## Task brief
Look through the records below and collect all lines that hold the string "this".

— START OF Data to use —

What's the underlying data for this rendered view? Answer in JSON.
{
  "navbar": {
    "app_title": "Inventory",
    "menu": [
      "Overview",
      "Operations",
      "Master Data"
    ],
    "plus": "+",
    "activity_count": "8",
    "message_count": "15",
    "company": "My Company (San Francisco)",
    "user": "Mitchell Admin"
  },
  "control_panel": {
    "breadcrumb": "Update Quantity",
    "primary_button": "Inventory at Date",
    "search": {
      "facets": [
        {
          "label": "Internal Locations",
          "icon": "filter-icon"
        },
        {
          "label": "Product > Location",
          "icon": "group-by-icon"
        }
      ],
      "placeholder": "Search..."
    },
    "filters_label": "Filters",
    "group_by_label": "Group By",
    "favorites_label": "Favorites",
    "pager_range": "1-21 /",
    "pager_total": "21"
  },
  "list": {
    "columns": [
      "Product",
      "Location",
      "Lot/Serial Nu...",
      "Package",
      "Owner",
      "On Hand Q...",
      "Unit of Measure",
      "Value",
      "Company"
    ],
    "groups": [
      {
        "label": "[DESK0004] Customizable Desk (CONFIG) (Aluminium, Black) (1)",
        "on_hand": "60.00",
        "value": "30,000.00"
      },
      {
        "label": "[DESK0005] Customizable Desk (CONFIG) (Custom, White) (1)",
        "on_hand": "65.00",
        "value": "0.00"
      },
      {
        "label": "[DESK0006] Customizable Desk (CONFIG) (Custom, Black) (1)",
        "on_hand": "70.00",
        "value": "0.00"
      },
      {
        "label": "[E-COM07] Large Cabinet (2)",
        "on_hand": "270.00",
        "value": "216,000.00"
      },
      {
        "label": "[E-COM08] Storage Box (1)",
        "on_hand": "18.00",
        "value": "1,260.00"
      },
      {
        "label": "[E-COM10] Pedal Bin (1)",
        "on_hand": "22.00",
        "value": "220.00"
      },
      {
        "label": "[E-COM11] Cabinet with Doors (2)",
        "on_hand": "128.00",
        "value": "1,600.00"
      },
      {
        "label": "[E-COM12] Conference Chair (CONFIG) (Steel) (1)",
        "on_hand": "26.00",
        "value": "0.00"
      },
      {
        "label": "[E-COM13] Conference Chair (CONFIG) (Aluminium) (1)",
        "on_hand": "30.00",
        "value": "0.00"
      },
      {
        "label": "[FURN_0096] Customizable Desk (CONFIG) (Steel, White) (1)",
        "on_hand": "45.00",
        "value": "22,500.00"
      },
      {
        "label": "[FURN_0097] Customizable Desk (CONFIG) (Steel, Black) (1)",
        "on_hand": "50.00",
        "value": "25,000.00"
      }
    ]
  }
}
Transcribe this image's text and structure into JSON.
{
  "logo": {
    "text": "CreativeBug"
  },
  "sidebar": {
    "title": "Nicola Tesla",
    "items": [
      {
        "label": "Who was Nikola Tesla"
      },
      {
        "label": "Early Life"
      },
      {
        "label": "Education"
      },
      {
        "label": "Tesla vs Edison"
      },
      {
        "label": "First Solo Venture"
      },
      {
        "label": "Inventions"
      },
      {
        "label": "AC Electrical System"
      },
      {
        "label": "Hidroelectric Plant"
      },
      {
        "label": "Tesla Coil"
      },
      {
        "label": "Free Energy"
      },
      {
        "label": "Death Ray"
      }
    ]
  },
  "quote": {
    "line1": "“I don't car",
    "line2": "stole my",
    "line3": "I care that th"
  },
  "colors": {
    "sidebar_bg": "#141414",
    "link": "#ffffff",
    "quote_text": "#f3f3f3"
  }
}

— END OF Data to use —

## Result of the task
What's the underlying data for this rendered view? Answer in JSON.
Transcribe this image's text and structure into JSON.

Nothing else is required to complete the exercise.